Old Search Engine
Old Search Engine, the Library, Tries to Fit Into a Google World
By KATIE HAFNER, New York Times, June 21, 2004 - original
SAN FRANCISCO, June 20 — Katarina Maxianova, who received her bachelor's degree in comparative literature from Columbia University in May, took a seminar last year in which the professor assigned two articles from New Left Review magazine. She found one immediately through Google; for the other, she had to trek to the library stacks.

"Everyone in class tried to get those articles online," she said, "and some people didn't even bother to go to the stacks when they couldn't Google them."

For the last few years, librarians have increasingly seen people use online search sites not to supplement research libraries but to replace them. Yet only recently have librarians stopped lamenting the trend and started working to close the gap between traditional scholarly research and the incomplete, often random results of a Google search.

"We can't pretend people will go back to walking into a library and talking to a reference librarian," said Kate Wittenberg, director of the Electronic Publishing Initiative at Columbia University.

Ms. Wittenberg's group recently finished a three-year study of research habits, including surveys of 1,233 students across the country, that concluded that electronic resources have become the main tool for information gathering, particularly among undergraduates.

"We have to respond to these new ways," Ms. Wittenberg said, and come up with a way to make better research material available online.

That means working with commercial search engines like Google and Yahoo to make ever more digital-research materials searchable.

Undergraduates like Ms. Maxianova and her classmates are not the only ones conducting research from their computers. Faculty members also do it.

◇ ◇ ◇ ◇ ◇ ◇ ◇

▸ PROBLEMS TO WORK ON
[1] According to the library article, how many students did the Columbia research study survey?
[2] Set down the library article exactly, everything from "Ms. Wittenberg's group" down to "particularly among undergraduates.".
[3] Write the next part of the library article, picking up after its final sentence.
You won't need the rows that follow.

◇ ◇ ◇ ◇ ◇ ◇ ◇

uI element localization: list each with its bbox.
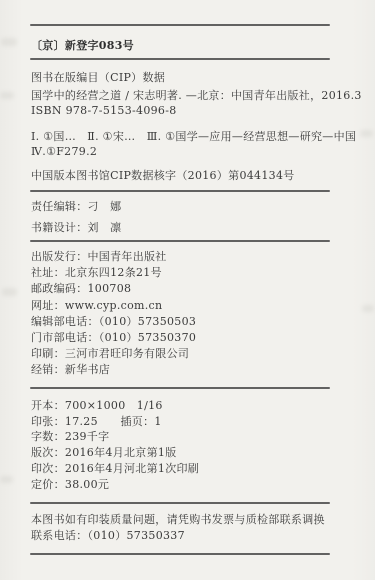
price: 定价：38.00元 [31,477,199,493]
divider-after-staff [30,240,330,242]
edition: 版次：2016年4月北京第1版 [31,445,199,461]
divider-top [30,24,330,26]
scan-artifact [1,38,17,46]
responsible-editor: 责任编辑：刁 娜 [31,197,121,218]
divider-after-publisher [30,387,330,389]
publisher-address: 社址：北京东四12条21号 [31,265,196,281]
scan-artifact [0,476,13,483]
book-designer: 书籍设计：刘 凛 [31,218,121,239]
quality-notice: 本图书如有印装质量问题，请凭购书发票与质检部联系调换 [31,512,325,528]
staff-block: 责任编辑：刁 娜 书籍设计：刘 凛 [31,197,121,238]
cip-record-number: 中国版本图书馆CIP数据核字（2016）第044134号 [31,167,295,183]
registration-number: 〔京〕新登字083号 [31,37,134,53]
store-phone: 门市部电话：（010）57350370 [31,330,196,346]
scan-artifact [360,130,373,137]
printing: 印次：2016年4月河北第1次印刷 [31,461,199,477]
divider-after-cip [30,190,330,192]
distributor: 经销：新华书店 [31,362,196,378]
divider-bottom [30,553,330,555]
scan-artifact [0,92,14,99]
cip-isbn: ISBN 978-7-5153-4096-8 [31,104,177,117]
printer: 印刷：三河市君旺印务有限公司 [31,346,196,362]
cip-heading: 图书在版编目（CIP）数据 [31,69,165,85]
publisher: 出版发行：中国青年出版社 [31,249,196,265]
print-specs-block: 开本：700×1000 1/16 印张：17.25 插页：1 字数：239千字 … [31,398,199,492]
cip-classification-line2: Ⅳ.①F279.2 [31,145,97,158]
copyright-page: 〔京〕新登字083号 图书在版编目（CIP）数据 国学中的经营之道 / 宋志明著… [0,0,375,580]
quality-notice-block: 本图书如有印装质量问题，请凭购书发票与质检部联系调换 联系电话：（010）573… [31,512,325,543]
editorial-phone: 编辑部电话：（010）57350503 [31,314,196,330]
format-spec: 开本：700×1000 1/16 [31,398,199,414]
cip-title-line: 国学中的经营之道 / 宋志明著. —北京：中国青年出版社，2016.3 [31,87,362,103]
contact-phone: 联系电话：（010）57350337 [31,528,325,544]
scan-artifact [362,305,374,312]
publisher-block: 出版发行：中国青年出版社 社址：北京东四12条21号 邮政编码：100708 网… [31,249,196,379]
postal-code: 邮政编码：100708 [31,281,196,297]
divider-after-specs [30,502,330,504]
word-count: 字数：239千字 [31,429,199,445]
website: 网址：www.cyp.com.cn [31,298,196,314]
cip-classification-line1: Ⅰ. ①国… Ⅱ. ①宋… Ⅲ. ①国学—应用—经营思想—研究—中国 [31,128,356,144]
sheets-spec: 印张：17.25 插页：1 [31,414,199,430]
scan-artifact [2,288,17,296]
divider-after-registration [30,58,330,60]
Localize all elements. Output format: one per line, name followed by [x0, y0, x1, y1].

◇ ◇ ◇ ◇ ◇ ◇ ◇

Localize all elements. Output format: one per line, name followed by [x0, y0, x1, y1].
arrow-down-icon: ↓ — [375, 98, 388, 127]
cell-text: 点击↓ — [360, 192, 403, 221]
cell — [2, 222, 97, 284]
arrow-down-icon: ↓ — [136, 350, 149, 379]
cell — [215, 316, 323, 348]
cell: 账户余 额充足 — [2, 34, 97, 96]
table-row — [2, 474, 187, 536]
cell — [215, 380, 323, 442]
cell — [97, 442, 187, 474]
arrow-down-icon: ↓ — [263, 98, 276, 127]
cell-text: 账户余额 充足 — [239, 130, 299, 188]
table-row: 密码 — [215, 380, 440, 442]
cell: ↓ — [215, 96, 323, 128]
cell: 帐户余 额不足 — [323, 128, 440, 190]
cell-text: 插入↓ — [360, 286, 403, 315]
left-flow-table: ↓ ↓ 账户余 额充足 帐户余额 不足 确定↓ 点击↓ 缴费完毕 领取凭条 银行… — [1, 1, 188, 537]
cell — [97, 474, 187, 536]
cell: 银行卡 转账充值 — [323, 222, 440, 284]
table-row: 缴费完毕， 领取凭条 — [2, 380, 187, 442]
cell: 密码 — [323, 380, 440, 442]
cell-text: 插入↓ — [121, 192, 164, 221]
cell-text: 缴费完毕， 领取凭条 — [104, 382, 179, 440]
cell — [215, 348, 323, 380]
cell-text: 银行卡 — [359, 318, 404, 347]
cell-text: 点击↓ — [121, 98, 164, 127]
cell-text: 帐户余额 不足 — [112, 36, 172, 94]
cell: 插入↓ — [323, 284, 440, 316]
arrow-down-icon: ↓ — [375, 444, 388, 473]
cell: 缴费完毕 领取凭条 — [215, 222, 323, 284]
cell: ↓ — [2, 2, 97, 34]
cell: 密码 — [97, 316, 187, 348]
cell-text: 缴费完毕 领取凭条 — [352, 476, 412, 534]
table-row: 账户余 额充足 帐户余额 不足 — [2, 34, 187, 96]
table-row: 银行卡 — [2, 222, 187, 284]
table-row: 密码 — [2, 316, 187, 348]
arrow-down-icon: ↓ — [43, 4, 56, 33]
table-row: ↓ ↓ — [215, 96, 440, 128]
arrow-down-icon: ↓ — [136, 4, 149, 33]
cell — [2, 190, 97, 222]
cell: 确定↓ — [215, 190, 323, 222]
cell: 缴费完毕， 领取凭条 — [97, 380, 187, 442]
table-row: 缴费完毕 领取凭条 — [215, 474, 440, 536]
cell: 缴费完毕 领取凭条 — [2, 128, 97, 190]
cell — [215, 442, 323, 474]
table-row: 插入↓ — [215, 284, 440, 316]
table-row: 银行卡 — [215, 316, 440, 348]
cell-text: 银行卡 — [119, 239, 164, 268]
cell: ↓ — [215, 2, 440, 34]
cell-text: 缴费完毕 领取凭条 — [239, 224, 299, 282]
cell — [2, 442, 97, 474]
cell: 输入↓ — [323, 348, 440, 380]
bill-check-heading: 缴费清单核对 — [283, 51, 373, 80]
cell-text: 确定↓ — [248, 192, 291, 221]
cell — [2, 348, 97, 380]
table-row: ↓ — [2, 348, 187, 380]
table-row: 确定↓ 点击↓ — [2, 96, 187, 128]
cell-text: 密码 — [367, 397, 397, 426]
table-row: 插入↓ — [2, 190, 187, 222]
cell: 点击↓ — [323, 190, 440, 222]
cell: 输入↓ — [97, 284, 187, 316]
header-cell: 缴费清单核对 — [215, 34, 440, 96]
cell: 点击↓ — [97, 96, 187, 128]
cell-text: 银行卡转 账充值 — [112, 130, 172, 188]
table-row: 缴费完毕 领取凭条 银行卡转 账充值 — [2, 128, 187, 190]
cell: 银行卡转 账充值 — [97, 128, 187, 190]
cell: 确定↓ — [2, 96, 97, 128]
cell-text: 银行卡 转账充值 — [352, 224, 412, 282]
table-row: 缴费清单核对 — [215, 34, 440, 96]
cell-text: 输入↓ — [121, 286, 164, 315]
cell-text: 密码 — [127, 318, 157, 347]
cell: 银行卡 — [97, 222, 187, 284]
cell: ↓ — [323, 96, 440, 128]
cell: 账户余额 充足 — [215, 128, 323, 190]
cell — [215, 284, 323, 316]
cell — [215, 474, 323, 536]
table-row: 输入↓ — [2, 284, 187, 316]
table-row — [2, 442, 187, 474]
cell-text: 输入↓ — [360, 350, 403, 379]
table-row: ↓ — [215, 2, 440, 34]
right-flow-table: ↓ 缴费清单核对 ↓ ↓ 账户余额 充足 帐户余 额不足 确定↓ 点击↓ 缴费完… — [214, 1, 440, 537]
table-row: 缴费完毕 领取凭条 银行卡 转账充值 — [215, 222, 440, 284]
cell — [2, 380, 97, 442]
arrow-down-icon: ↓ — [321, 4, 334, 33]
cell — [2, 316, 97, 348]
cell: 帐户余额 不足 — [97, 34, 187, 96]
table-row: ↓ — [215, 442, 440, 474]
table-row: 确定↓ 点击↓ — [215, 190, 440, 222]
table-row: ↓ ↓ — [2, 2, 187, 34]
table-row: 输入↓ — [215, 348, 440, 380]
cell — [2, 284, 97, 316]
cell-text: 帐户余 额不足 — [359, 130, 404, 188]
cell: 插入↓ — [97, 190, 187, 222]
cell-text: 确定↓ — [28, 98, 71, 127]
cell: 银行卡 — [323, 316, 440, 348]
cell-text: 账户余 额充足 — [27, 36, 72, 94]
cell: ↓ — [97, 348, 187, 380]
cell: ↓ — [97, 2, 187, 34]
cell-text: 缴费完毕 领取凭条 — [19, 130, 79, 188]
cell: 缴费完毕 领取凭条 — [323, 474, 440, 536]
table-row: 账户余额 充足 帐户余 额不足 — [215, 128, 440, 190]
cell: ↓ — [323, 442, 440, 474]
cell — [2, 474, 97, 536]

◇ ◇ ◇ ◇ ◇ ◇ ◇

▸ THE RESULTS
[1] 1,233 students across the country.

[2]
Ms. Wittenberg's group recently finished a three-year study of research habits, including surveys of 1,233 students across the country, that concluded that electronic resources have become the main tool for information gathering, particularly among undergraduates.

[3]
"One of the rarest things to find is a member of the faculty in the library stacks," said Paul Duguid, an information researcher who will teach a class this fall at the University of California, Berkeley on judging the authenticity of information found on the Web.

In the Columbia survey, 90 percent of the faculty members who responded said they used electronic resources in their research several times a week or more. Nearly all said it was a valuable resource.

While the accuracy of online information is notoriously uneven, the ubiquity of the Web means that a trip to the stacks is no longer the way most academic research begins.

"The nature of discovery is changing," said Joseph Janes, associate professor and chairman of library and information science at the University of Washington. "I think the digital revolution and the use of digital resources in general is really the beginning of a change in the way humanity thinks and presents itself."

A few research librarians say Google could eventually take on more of the role of a universal library.

"If you could use Google to just look across digital libraries, into any digital library collection, now that would be cool," said Daniel Greenstein, university librarian of the California Digital Library, the digital branch of the University of California library system.

"It would help libraries achieve something that we haven't yet been able to achieve by ourselves," Dr. Greenstein said, "which is to place all of our publicly accessible digital library collections in a common pool."

The biggest problem is that search engines like Google skim only the thinnest layers of information that has been digitized. Most have no access to the so-called deep Web, where information is contained in isolated databases like online library catalogs.

Search engines seek so-called static Web pages, which generally do not have search functions of their own. Information on the deep Web, on the other hand, comes to the surface only as the result of a database query from within a particular site.

Use Google, for instance, to research Upton Sinclair's 1934 campaign for governor of California, and you will miss an entire collection of pamphlets accessible only from the University of California at Los Angeles's archive of digitized campaign literature.

"Google searches an index at the first layers of any Web site it goes to, and as you delve beneath the surface, it starts to miss stuff," said Mr. Duguid, co-author of The Social Life of Information" "When you go deeper, the number of pages just becomes absolutely mind-boggling."

Some estimates put the number of Web pages that are hidden from the view of most search engines at 500 billion.

Reference librarians are trying to bring material from the deep Web to the surface. In recent months, dozens of research libraries began working with Google and other search engines to help put their collections within reach of a broader public.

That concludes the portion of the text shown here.